Work instructions. Every line of the data must be copied exactly.

[Part of a data file]
○ ○ ○ ○ ○ ○ ○

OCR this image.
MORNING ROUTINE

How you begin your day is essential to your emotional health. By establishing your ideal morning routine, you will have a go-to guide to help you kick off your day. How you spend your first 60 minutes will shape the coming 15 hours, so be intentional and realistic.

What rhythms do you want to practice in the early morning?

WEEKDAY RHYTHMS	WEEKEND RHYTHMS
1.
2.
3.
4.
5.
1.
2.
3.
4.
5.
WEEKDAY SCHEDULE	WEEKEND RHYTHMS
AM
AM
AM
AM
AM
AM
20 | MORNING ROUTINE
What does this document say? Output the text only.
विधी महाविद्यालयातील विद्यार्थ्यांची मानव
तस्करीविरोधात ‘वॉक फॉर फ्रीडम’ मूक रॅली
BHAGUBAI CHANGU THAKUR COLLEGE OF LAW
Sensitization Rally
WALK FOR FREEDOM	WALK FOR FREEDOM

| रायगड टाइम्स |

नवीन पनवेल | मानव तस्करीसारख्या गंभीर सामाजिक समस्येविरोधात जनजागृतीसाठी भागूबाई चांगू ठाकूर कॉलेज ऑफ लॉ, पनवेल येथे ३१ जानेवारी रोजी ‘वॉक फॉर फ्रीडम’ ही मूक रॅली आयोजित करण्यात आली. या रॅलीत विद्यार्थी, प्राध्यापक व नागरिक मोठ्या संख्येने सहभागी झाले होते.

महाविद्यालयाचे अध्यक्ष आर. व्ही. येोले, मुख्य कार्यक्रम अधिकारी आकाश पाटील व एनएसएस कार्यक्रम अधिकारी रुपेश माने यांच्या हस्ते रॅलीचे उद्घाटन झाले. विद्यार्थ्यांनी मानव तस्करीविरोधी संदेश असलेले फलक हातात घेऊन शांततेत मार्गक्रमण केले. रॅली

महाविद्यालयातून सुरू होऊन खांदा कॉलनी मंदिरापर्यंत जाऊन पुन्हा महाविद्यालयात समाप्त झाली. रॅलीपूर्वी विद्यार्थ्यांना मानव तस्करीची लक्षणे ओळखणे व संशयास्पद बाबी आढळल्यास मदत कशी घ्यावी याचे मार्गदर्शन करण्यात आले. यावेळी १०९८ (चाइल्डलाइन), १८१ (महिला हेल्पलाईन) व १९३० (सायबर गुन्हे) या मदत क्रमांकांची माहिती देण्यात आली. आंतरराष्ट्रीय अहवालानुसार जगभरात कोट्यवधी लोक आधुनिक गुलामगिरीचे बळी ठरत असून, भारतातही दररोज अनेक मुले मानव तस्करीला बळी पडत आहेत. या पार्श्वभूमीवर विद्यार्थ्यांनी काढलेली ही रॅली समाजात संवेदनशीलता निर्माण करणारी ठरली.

○ ○ ○ ○ ○ ○ ○

Task answer.
OCR this image.
MORNING ROUTINE

How you begin your day is essential to your emotional health. By establishing your ideal morning routine, you will have a go-to guide to help you kick off your day. How you spend your first 60 minutes will shape the coming 15 hours, so be intentional and realistic.

What rhythms do you want to practice in the early morning?

WEEKDAY RHYTHMS	WEEKEND RHYTHMS
1.
2.
3.
4.
5.
1.
2.
3.
4.
5.
WEEKDAY SCHEDULE	WEEKEND RHYTHMS
AM
AM
AM
AM
AM
AM
20 | MORNING ROUTINE
What does this document say? Output the text only.
विधी महाविद्यालयातील विद्यार्थ्यांची मानव
तस्करीविरोधात ‘वॉक फॉर फ्रीडम’ मूक रॅली
BHAGUBAI CHANGU THAKUR COLLEGE OF LAW
Sensitization Rally
WALK FOR FREEDOM	WALK FOR FREEDOM

| रायगड टाइम्स |

नवीन पनवेल | मानव तस्करीसारख्या गंभीर सामाजिक समस्येविरोधात जनजागृतीसाठी भागूबाई चांगू ठाकूर कॉलेज ऑफ लॉ, पनवेल येथे ३१ जानेवारी रोजी ‘वॉक फॉर फ्रीडम’ ही मूक रॅली आयोजित करण्यात आली. या रॅलीत विद्यार्थी, प्राध्यापक व नागरिक मोठ्या संख्येने सहभागी झाले होते.

महाविद्यालयाचे अध्यक्ष आर. व्ही. येोले, मुख्य कार्यक्रम अधिकारी आकाश पाटील व एनएसएस कार्यक्रम अधिकारी रुपेश माने यांच्या हस्ते रॅलीचे उद्घाटन झाले. विद्यार्थ्यांनी मानव तस्करीविरोधी संदेश असलेले फलक हातात घेऊन शांततेत मार्गक्रमण केले. रॅली

महाविद्यालयातून सुरू होऊन खांदा कॉलनी मंदिरापर्यंत जाऊन पुन्हा महाविद्यालयात समाप्त झाली. रॅलीपूर्वी विद्यार्थ्यांना मानव तस्करीची लक्षणे ओळखणे व संशयास्पद बाबी आढळल्यास मदत कशी घ्यावी याचे मार्गदर्शन करण्यात आले. यावेळी १०९८ (चाइल्डलाइन), १८१ (महिला हेल्पलाईन) व १९३० (सायबर गुन्हे) या मदत क्रमांकांची माहिती देण्यात आली. आंतरराष्ट्रीय अहवालानुसार जगभरात कोट्यवधी लोक आधुनिक गुलामगिरीचे बळी ठरत असून, भारतातही दररोज अनेक मुले मानव तस्करीला बळी पडत आहेत. या पार्श्वभूमीवर विद्यार्थ्यांनी काढलेली ही रॅली समाजात संवेदनशीलता निर्माण करणारी ठरली.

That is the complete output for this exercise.